▶ [Qué se pide] Di si cada afirmación concuerda con el texto que aparece más abajo y justifica cada sí o no con una cita literal de las palabras decisivas: 1. El poema «A un olmo seco» estaba en la página 169 del libro escolar. 2. Quien habla entendía el poema de Rafael Alberti. 3. El poema que escribió quien habla trataba sobre la primavera.

▶ [Texto]
Sí, en el 72. Había un libro de texto para escolares que estaba muy bueno, se llama Cuento y canto, de una pareja de autores. Era una antología de poesía y prosa que traía de todo: Fernán Silva Valdés, Gabriela Mistral, y un poema de Rafael Alberti que yo no podía entender, que hablaba sobre un toro azul por el mar. Después me enteré de que se trataba de un submarino de la época de la guerra. Y en la página 169 estaba ese poema de Antonio Machado que se llama “A un olmo seco”. Me conmovió mucho, y me di cuenta de que me gustaba la idea de poder hacer algo así. Porque yo era un escritor oficial, de la escuela. El que hacía las redacciones para el día de la Cruz Rroja, el día del árbol, la batalla de Las Piedras. Pero esa vez decidí hacer algo más auténtico, y escribí un poema sobre el otoño. Más o menos había logrado percibir un mecanismo, un tipo de emoción, pero fue medio un fracaso.

▶ [Información mostrada]
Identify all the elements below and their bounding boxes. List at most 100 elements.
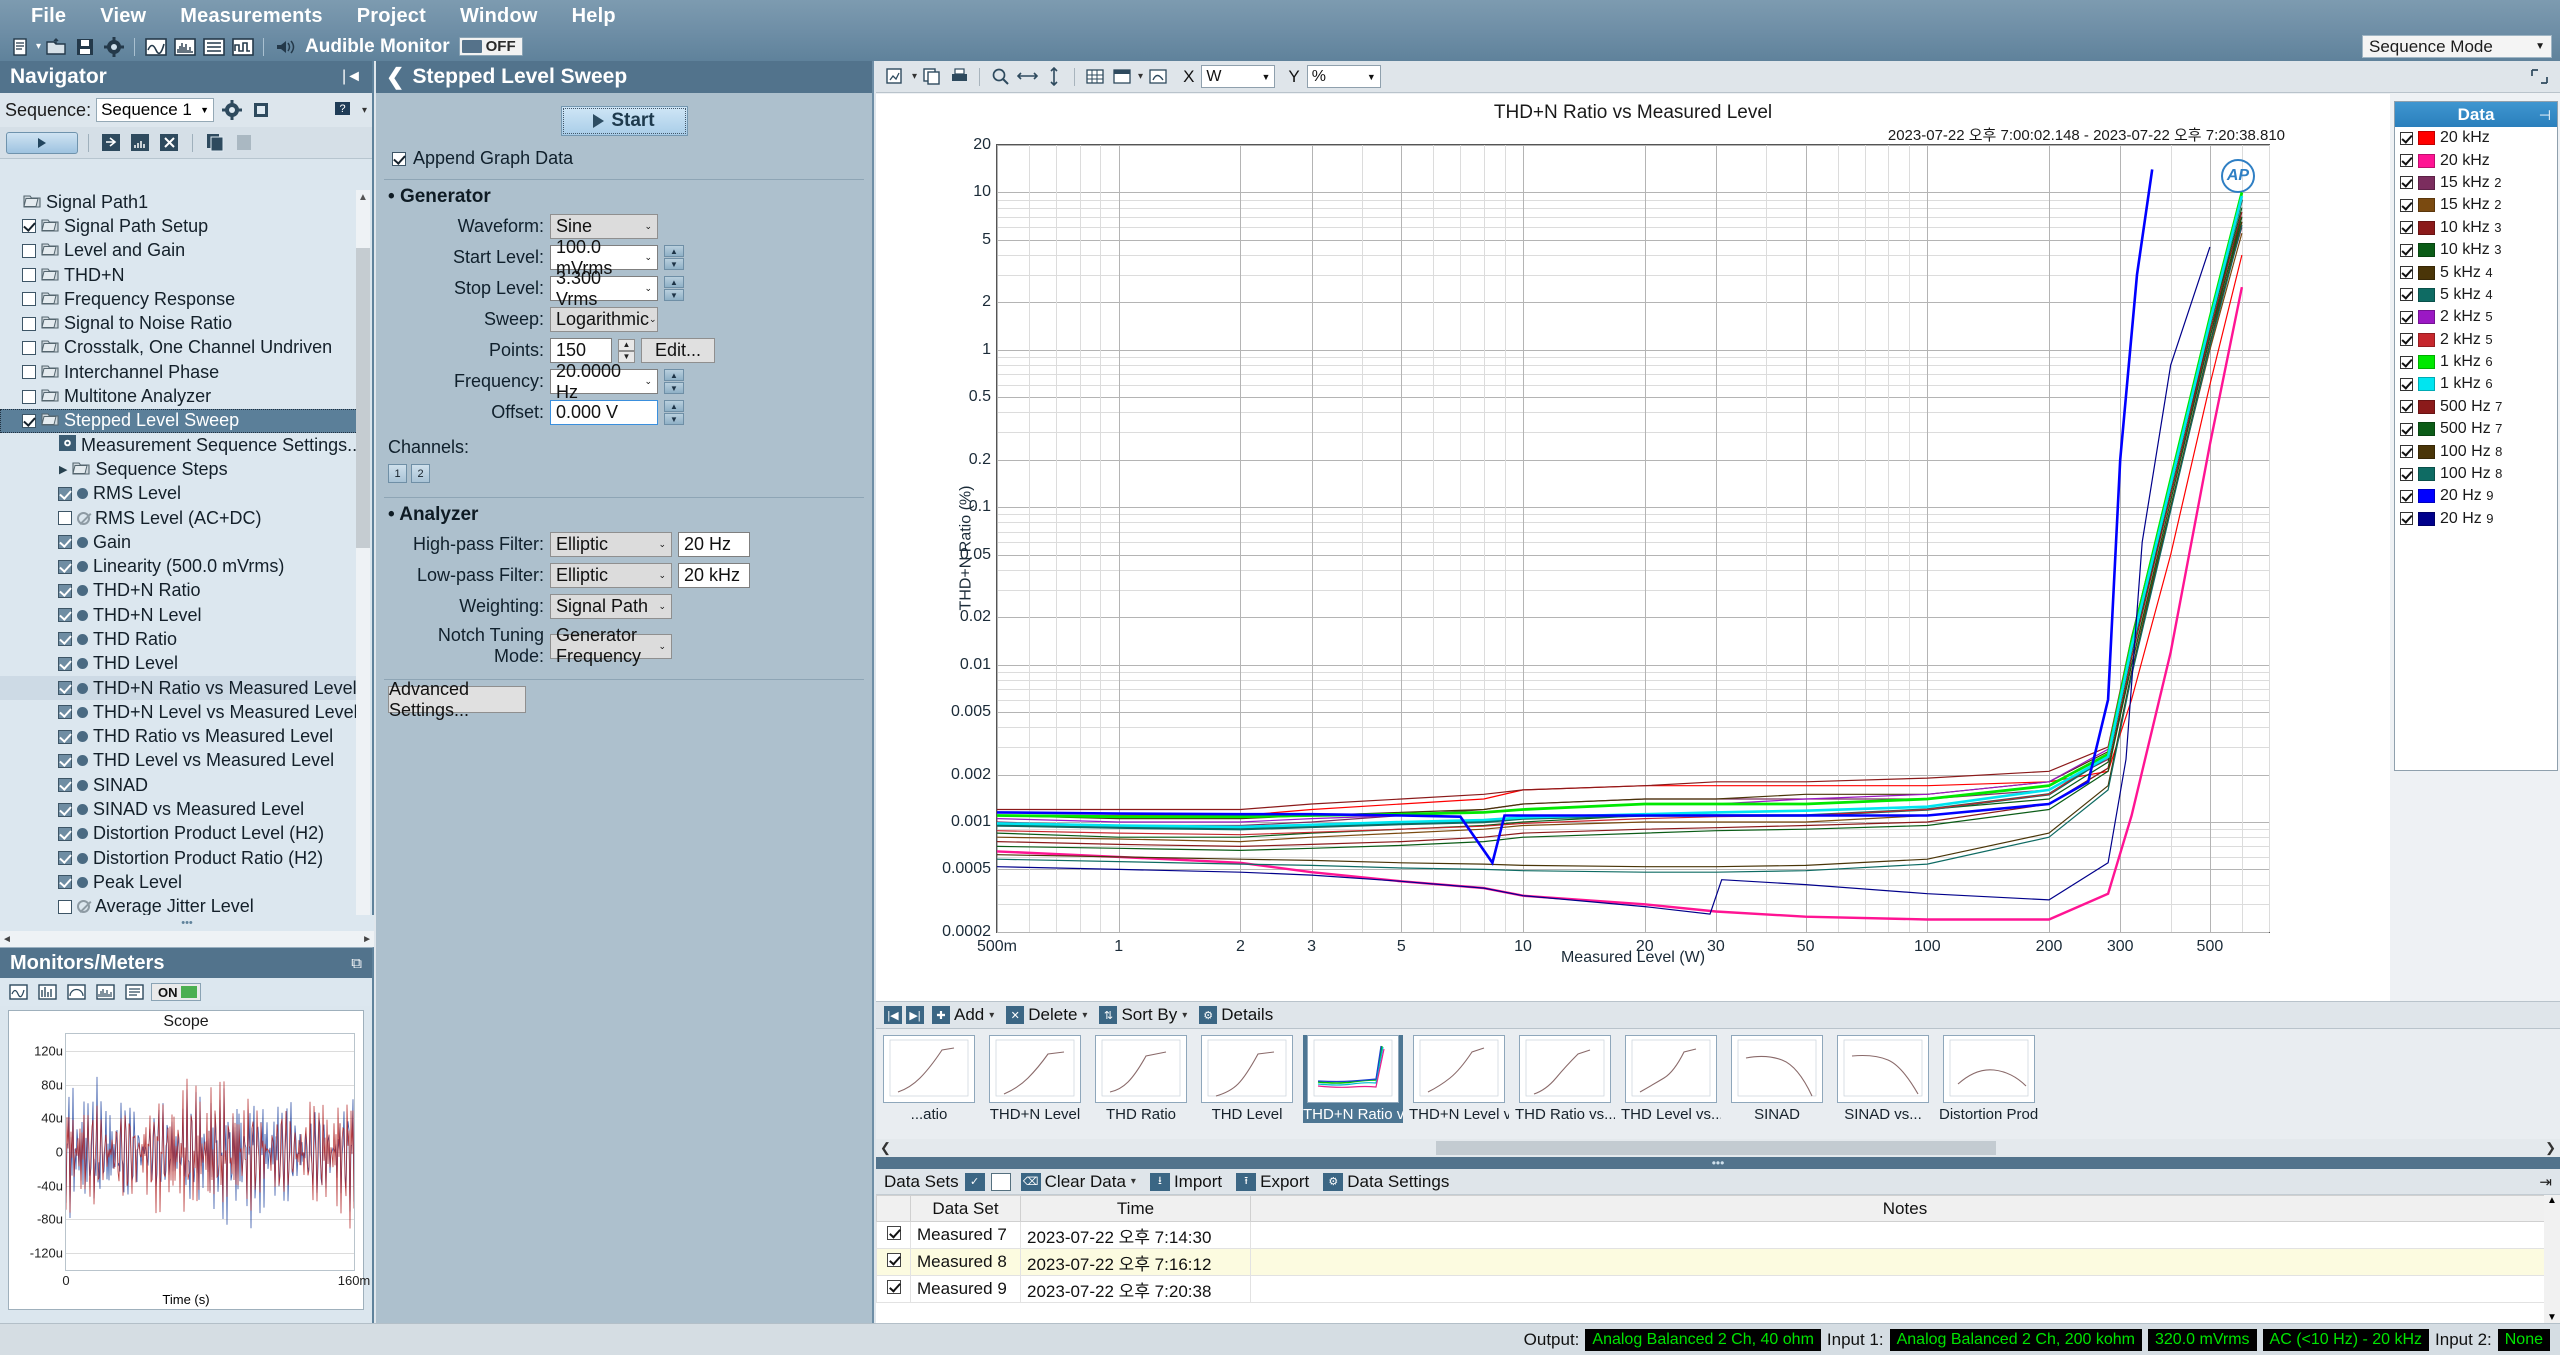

▶ [Respuesta al problema]
1. Sí: «en la página 169 estaba ese poema de Antonio Machado que se llama “A un olmo seco”».
2. No: «un poema de Rafael Alberti que yo no podía entender».
3. No: «escribí un poema sobre el otoño».